* What is being asked:
Search the material below for the word "Borkot" and copy every line in which it occurs.

* Information supplied:

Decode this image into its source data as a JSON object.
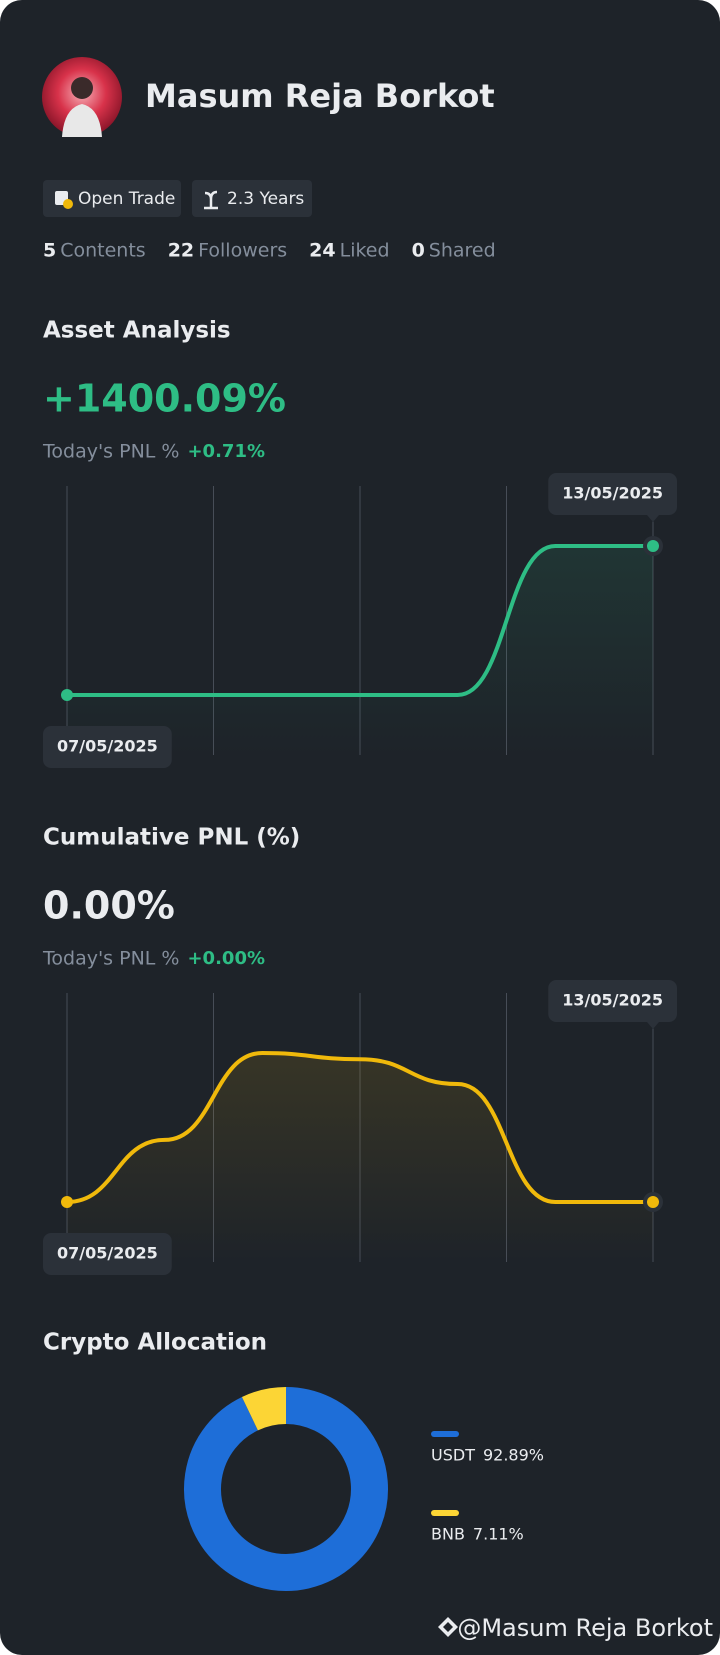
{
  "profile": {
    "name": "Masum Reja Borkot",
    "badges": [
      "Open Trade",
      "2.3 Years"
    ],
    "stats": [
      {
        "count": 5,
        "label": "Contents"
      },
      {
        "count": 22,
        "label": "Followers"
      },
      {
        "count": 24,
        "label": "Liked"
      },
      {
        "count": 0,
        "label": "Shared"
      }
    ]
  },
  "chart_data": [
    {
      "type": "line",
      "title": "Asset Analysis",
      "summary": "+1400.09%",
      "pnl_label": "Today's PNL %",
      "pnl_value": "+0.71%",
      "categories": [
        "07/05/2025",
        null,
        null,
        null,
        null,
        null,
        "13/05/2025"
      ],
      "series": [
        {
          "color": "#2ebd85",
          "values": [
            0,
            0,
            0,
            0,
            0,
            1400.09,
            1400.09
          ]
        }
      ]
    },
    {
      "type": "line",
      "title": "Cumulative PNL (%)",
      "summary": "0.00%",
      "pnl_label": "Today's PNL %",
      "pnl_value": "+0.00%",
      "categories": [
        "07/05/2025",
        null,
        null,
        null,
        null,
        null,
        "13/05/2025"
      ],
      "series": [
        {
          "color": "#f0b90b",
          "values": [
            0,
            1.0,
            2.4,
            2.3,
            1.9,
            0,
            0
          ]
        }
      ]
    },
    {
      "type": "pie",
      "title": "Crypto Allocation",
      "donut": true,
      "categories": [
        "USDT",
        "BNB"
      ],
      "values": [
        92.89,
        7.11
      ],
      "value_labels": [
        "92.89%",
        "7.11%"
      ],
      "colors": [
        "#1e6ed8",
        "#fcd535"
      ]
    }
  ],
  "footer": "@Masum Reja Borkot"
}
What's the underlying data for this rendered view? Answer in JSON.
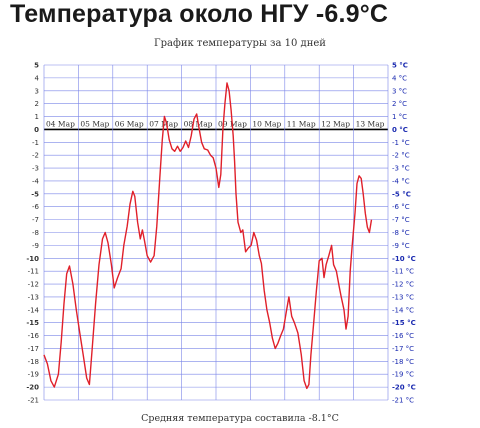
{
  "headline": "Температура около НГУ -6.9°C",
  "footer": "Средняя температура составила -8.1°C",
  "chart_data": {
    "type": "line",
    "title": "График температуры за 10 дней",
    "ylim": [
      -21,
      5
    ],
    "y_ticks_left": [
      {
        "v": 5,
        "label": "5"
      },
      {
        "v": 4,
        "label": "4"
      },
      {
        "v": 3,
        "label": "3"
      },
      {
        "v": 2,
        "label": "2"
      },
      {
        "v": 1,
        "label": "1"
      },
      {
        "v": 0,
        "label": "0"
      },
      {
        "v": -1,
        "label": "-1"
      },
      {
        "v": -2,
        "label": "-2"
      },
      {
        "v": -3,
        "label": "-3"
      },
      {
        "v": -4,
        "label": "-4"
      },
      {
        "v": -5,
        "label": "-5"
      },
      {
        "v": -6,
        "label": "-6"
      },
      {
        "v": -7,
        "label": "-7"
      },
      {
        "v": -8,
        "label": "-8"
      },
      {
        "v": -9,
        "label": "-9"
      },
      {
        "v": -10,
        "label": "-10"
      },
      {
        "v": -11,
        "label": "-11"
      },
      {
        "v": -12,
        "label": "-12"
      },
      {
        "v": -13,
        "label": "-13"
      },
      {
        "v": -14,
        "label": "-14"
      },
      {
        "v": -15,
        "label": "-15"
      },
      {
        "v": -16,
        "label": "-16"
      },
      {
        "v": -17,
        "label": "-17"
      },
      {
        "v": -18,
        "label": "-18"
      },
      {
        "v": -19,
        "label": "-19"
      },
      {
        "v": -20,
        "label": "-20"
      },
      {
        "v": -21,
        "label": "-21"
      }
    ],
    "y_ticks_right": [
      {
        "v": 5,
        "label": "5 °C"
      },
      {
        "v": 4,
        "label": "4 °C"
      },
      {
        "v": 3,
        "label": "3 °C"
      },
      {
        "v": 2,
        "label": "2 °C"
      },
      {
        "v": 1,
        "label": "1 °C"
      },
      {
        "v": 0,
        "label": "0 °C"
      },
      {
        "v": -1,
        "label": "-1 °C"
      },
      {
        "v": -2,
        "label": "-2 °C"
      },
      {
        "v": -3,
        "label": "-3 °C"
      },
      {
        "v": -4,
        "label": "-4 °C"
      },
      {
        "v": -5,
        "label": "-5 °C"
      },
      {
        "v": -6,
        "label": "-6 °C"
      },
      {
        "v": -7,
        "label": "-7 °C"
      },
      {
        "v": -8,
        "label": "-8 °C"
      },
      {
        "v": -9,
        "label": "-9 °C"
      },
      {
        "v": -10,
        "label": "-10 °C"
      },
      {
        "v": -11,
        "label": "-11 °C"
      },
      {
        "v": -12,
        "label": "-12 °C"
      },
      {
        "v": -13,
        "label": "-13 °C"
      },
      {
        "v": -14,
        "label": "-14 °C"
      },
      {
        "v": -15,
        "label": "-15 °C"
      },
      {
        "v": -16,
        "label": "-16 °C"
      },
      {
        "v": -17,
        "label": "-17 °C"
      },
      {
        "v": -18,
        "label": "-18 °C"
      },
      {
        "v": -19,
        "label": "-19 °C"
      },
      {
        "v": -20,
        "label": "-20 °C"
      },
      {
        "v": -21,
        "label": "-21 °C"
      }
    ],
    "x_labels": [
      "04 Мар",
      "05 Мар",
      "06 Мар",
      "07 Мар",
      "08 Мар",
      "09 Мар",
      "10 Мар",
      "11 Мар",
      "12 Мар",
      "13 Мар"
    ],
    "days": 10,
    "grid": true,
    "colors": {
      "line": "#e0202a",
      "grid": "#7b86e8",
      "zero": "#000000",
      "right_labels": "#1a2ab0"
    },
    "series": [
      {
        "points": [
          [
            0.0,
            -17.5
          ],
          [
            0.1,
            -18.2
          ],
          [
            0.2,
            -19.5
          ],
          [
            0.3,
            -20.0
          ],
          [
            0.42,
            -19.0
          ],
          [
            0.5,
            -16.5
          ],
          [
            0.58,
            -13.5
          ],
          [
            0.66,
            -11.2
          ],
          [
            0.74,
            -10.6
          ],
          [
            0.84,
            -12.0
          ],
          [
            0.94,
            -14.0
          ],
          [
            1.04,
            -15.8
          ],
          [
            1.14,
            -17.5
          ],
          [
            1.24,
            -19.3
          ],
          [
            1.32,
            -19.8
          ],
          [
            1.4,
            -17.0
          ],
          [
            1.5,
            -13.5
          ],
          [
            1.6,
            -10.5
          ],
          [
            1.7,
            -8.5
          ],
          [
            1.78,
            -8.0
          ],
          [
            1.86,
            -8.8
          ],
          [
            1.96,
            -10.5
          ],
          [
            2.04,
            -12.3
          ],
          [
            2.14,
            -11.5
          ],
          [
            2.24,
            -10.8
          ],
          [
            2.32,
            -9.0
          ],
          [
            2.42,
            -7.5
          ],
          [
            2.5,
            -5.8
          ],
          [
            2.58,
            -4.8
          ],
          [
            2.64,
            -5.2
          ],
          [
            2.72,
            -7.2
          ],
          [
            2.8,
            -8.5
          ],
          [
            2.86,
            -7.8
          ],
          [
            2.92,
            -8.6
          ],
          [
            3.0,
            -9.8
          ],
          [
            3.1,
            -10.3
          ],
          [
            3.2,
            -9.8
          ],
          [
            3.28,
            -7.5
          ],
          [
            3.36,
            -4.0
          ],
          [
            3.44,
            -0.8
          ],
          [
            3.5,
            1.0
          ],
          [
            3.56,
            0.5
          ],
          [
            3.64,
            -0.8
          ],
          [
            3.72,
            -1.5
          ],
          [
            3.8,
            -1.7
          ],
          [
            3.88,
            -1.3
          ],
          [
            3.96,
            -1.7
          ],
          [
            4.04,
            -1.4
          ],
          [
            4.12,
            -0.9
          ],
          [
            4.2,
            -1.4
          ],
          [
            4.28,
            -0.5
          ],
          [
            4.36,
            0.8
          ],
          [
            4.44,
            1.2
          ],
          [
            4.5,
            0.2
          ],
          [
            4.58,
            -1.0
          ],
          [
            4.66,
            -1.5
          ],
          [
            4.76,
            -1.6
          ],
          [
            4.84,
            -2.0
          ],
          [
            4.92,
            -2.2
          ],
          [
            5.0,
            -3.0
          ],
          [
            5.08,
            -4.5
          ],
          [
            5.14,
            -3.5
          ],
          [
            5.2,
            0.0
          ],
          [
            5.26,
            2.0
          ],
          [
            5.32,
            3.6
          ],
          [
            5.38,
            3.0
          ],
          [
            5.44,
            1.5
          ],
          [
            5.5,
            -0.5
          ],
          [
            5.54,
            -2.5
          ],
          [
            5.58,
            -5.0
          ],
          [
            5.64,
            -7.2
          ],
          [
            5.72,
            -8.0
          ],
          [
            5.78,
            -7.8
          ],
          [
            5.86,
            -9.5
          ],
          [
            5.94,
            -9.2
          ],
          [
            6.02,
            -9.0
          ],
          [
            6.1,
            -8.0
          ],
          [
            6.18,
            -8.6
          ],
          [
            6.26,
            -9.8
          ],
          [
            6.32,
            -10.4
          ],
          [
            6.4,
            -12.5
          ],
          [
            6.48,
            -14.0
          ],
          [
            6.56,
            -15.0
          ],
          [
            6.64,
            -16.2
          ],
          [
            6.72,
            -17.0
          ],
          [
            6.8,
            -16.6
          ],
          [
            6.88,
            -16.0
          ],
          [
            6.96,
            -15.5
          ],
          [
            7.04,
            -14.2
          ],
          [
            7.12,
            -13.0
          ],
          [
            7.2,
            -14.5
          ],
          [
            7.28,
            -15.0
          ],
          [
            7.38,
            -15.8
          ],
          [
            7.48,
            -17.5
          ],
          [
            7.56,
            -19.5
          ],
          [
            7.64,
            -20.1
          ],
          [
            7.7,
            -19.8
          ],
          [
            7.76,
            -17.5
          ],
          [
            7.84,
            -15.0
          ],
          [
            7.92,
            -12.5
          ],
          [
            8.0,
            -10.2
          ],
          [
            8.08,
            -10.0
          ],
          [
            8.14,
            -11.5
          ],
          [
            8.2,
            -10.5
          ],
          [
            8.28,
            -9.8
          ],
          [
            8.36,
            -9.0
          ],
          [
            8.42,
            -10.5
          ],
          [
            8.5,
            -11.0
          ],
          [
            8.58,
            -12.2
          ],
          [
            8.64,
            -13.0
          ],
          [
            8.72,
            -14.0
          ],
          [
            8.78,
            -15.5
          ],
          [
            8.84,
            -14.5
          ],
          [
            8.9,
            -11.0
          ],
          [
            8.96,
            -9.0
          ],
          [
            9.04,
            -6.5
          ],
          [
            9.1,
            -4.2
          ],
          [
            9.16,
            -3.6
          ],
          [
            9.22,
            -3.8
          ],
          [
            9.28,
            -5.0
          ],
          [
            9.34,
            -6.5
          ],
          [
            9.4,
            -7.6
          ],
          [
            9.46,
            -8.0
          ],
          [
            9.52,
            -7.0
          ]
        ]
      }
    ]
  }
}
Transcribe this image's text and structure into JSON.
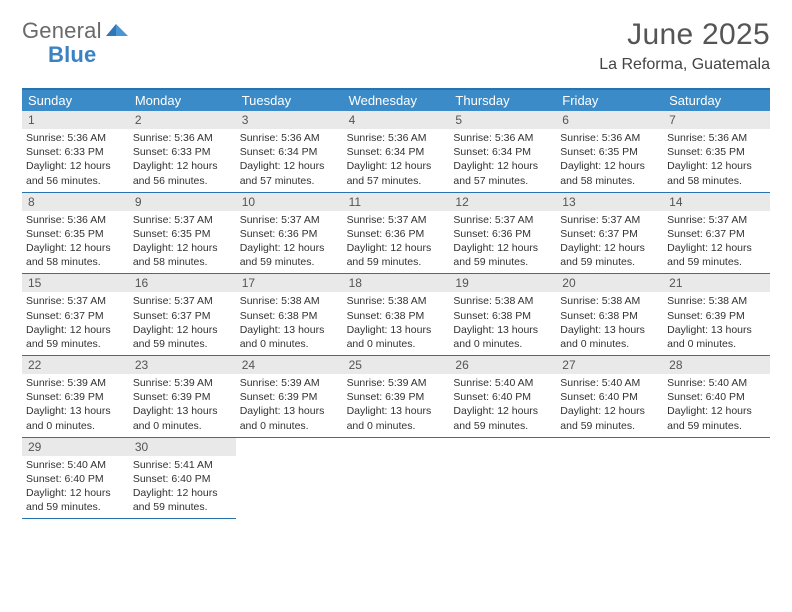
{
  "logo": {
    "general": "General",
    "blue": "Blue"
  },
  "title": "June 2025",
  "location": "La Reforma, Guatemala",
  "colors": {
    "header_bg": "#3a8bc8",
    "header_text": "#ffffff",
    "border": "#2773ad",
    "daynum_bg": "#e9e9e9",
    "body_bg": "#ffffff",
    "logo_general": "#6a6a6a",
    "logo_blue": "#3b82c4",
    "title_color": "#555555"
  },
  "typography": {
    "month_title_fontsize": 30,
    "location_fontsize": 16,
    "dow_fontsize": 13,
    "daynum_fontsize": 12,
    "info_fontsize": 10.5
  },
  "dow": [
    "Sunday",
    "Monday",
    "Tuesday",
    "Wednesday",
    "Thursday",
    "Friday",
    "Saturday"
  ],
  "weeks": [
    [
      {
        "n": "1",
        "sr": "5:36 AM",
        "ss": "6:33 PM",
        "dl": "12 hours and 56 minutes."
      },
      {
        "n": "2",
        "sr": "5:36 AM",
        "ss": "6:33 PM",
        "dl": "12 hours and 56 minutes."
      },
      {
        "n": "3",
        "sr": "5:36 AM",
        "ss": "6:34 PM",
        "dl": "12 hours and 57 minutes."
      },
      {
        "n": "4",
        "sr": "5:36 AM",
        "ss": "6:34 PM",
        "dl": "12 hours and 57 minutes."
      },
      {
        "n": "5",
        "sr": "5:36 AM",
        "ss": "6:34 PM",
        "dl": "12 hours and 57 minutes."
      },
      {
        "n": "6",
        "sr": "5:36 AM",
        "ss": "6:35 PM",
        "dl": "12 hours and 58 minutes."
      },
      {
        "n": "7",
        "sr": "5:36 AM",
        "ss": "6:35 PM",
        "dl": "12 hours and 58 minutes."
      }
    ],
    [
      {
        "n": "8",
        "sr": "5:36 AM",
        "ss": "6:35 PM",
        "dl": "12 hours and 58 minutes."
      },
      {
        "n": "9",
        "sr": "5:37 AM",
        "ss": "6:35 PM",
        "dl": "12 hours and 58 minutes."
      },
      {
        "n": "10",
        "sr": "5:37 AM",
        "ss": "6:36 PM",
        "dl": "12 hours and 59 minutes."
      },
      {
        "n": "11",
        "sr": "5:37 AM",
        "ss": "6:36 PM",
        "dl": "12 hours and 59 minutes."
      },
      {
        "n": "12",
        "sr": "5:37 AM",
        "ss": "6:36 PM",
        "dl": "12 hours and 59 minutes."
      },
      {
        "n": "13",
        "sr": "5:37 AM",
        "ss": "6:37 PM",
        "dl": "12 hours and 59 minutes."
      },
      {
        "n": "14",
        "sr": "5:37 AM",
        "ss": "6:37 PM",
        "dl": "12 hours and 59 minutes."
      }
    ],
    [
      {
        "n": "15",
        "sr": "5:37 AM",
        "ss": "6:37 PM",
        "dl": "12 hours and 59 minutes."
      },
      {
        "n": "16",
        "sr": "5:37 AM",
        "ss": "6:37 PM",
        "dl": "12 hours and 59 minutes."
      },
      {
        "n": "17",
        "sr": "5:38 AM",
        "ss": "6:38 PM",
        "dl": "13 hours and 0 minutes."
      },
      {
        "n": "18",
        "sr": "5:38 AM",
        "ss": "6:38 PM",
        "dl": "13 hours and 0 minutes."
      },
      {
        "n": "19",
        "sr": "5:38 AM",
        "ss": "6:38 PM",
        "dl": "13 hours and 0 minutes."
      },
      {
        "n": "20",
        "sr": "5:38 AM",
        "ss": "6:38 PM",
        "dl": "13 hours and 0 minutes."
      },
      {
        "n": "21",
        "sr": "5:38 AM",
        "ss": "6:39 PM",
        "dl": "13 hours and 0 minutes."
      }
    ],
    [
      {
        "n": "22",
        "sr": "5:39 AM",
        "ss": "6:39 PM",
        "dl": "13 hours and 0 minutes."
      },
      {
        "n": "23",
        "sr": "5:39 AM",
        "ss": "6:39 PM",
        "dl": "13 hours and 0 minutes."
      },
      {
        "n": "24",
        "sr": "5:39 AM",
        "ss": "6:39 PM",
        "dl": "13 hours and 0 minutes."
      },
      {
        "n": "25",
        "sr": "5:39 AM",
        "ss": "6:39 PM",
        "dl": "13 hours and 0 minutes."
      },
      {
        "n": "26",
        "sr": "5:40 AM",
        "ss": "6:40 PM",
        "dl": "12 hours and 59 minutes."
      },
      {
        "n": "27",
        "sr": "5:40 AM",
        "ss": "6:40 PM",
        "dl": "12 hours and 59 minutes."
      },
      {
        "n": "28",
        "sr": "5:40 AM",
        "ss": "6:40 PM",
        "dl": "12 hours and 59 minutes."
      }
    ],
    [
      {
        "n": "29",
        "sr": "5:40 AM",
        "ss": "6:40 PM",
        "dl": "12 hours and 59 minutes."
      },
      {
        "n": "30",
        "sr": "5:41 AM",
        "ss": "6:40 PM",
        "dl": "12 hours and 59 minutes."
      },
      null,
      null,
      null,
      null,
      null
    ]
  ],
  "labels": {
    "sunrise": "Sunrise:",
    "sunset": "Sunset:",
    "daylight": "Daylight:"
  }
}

* Complete output:
    "name": "Masum Reja Borkot",
  "footer": "@Masum Reja Borkot"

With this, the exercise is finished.